## WORK REQUIRED
Rewrite everything from the start of the records down to the line containing "line-series (147, 165, 1015, 564)", putting "chart-frame" in place of "plot-frame" and changing nothing else. Give only those lines.

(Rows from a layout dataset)
----------

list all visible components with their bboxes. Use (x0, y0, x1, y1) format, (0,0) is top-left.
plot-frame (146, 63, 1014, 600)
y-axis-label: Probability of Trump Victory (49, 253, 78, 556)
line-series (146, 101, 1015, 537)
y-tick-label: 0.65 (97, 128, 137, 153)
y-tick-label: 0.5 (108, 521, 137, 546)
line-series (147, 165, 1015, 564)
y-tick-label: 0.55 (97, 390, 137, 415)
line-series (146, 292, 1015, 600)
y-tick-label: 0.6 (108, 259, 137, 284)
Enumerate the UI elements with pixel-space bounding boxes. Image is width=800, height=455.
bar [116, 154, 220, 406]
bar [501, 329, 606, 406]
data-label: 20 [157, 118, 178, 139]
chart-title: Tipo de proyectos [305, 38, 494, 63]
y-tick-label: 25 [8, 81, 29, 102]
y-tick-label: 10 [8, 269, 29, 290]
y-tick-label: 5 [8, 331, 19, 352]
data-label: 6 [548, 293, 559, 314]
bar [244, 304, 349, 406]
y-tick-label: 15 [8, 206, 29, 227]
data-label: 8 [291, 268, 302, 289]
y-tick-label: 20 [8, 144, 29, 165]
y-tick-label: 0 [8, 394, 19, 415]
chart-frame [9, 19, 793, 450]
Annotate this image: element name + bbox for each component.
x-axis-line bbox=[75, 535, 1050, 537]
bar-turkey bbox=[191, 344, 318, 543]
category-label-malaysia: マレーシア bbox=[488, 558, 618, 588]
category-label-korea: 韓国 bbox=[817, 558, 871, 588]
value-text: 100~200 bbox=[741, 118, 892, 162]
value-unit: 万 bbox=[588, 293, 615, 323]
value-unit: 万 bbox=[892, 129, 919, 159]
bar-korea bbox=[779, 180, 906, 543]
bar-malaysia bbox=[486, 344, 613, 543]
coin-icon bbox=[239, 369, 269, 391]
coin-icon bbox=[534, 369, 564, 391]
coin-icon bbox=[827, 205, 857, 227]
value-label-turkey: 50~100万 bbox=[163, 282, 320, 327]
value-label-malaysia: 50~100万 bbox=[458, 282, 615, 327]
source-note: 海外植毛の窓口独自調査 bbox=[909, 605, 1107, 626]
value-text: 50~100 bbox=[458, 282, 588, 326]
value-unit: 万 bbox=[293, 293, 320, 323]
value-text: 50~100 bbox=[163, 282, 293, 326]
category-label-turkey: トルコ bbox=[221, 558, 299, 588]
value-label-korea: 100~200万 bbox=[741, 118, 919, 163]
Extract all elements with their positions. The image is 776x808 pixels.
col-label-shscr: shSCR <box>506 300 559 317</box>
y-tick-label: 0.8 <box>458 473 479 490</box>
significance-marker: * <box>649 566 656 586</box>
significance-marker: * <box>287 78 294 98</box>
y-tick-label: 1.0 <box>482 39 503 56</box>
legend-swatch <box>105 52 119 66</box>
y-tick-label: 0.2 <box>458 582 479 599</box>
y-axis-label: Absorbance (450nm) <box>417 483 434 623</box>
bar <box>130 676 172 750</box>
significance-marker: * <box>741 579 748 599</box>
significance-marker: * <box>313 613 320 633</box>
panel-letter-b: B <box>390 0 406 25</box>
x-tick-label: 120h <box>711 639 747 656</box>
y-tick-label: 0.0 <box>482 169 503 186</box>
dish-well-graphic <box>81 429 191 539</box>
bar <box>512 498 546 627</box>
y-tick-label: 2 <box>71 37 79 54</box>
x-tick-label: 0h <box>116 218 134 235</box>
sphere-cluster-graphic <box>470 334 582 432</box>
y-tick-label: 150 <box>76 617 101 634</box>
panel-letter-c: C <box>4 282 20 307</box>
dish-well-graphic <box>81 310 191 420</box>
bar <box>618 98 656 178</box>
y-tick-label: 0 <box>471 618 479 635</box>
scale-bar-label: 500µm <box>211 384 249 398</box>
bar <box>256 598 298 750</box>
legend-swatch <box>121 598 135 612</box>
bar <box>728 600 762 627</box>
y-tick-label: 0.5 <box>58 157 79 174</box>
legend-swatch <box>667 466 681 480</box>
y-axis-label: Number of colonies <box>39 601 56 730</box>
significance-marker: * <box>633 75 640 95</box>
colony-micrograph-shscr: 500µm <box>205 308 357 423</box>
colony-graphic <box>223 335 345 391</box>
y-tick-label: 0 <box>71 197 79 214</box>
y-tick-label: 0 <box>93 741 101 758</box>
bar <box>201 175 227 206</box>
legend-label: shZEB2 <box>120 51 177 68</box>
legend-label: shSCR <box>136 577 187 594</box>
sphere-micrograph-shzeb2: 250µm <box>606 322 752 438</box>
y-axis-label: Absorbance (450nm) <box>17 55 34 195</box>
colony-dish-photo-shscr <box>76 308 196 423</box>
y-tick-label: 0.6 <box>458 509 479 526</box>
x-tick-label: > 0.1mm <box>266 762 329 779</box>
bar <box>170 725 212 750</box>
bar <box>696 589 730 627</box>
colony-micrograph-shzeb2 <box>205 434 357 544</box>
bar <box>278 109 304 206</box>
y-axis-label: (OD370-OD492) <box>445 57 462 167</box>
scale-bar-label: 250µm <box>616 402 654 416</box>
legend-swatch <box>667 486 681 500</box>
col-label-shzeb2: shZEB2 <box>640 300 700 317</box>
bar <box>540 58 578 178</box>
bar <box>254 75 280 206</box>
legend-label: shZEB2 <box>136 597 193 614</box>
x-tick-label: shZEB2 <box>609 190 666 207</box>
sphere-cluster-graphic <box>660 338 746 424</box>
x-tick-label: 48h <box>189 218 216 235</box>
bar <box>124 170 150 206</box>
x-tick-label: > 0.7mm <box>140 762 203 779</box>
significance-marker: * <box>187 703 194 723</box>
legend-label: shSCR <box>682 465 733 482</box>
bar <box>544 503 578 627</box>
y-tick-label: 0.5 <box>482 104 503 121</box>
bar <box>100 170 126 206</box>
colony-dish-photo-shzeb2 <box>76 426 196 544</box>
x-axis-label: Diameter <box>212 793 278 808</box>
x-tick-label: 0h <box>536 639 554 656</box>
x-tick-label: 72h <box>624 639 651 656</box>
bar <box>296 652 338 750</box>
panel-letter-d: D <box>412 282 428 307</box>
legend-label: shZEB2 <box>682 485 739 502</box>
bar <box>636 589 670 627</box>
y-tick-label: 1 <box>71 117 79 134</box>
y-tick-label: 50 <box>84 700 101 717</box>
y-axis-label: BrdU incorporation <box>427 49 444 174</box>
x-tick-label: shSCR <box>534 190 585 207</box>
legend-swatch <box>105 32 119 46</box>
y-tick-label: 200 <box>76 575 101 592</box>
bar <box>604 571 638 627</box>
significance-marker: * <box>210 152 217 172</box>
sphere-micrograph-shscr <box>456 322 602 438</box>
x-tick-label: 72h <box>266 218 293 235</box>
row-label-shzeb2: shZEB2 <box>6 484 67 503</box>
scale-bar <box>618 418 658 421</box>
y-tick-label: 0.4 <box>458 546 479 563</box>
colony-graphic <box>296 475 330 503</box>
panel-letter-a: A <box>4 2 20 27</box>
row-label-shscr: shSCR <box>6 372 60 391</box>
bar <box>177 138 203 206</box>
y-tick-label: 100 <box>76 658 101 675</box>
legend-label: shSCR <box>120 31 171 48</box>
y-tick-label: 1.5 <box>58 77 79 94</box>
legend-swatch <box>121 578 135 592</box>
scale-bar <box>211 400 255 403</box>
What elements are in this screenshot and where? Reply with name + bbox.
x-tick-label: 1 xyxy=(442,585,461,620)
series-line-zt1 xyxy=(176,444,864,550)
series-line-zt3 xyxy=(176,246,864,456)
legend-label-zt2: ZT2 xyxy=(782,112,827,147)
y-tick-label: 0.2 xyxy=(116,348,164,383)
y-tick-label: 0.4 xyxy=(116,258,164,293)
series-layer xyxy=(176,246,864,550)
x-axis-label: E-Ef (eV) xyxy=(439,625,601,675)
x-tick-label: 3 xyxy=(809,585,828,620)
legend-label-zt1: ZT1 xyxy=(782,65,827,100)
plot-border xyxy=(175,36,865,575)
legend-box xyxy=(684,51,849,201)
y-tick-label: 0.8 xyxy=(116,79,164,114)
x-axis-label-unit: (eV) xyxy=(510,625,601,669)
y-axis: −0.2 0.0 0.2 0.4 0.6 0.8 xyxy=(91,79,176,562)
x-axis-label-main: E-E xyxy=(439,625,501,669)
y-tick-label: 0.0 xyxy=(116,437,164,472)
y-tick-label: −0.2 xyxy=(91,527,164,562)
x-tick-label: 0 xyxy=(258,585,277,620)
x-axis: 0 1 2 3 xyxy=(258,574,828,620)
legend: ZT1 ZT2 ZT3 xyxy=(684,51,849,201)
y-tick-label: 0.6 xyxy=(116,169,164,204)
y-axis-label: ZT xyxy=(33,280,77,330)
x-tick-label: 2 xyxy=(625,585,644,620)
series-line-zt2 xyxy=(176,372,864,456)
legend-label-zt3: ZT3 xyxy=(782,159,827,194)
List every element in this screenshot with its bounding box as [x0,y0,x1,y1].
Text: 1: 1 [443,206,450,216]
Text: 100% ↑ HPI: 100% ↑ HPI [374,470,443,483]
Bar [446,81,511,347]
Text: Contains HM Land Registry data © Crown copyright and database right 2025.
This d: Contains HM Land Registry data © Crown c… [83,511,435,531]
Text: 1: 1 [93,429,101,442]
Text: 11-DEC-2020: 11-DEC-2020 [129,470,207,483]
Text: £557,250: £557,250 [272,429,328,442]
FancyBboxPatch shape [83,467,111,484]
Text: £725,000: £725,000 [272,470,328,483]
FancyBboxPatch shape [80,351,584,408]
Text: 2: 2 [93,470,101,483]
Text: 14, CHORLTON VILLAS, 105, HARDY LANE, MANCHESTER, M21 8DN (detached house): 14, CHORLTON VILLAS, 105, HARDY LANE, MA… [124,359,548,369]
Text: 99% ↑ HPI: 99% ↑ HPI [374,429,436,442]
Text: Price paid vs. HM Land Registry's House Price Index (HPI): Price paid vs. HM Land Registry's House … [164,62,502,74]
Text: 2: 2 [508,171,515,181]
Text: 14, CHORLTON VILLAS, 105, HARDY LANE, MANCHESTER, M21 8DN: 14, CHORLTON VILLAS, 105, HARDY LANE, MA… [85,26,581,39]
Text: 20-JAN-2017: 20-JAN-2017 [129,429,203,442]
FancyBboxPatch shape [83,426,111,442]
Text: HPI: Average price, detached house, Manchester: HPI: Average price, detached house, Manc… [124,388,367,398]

----------

## TASK RESULT
list all visible components with their bboxes. Use (x0, y0, x1, y1) format, (0,0) is top-left.
chart-frame (146, 63, 1014, 600)
y-axis-label: Probability of Trump Victory (49, 253, 78, 556)
line-series (146, 101, 1015, 537)
y-tick-label: 0.65 (97, 128, 137, 153)
y-tick-label: 0.5 (108, 521, 137, 546)
line-series (147, 165, 1015, 564)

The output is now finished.